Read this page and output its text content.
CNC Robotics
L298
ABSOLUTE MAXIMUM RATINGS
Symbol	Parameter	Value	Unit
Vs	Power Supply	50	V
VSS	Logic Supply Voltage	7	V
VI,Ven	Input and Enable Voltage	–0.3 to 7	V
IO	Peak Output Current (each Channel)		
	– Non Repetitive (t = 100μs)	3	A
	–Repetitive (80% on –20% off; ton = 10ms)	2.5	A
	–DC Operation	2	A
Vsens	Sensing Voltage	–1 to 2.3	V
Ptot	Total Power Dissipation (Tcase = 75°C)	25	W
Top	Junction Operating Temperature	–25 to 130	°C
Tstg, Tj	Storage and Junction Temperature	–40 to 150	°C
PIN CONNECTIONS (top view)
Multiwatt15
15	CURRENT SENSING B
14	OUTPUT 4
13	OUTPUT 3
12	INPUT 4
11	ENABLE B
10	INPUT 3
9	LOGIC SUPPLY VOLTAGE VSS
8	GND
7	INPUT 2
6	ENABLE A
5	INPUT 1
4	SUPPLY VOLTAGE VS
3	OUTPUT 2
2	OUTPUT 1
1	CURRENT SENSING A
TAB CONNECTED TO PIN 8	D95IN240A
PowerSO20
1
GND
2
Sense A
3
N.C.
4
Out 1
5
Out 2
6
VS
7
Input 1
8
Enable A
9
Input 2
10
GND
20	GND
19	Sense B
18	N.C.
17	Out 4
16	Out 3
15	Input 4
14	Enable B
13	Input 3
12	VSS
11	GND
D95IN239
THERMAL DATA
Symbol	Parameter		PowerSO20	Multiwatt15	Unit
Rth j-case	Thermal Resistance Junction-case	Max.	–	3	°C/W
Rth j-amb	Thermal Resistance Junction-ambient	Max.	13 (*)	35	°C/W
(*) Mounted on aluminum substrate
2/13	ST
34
• • •
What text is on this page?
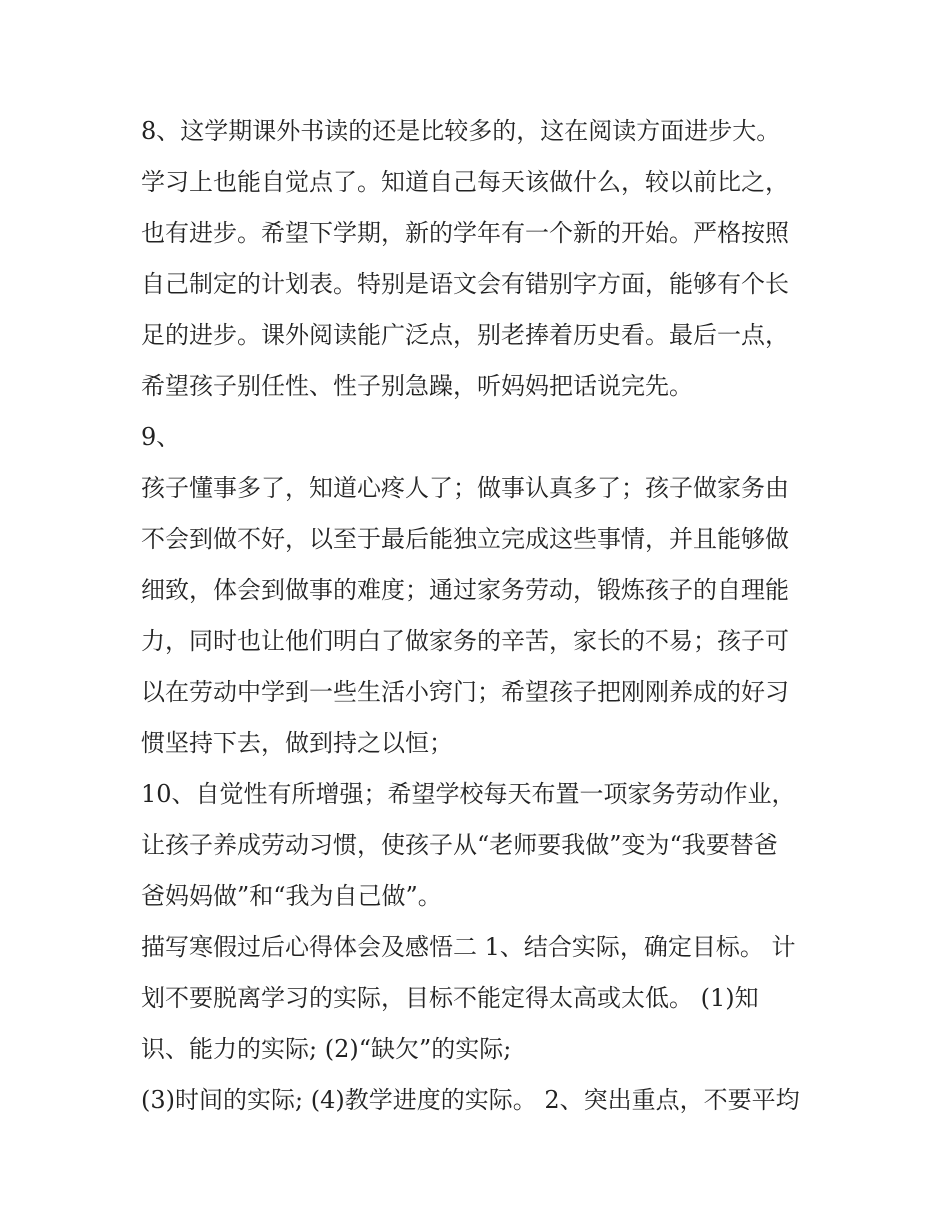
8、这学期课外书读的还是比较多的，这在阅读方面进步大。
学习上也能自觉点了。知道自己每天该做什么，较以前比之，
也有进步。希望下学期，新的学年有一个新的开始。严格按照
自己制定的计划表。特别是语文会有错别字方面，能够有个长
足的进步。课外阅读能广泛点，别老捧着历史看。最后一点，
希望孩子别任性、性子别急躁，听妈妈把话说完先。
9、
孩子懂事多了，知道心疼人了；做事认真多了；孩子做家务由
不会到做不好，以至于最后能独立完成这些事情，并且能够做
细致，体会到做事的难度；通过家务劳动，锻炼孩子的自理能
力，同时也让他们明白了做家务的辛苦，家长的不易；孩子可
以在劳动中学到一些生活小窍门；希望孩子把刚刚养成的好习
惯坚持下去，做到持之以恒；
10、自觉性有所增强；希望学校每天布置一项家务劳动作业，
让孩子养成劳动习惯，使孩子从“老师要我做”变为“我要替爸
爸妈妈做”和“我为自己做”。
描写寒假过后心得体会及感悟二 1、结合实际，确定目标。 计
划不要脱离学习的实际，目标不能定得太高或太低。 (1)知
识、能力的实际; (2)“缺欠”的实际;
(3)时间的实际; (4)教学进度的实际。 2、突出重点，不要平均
• • •
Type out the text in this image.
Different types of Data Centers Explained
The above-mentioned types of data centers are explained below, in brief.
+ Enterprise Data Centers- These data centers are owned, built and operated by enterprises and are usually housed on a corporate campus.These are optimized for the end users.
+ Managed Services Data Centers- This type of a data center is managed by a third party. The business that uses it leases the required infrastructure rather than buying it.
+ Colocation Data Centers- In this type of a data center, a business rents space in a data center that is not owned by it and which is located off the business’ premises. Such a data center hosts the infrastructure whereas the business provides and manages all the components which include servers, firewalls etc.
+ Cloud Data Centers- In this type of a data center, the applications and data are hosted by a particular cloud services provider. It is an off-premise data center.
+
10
• • •
- _Goal of the exercise_
Check each line of the records above for the string "Parameter", and report every line that has it.

- _Result_
Symbol	Parameter	Value	Unit
Symbol	Parameter		PowerSO20	Multiwatt15	Unit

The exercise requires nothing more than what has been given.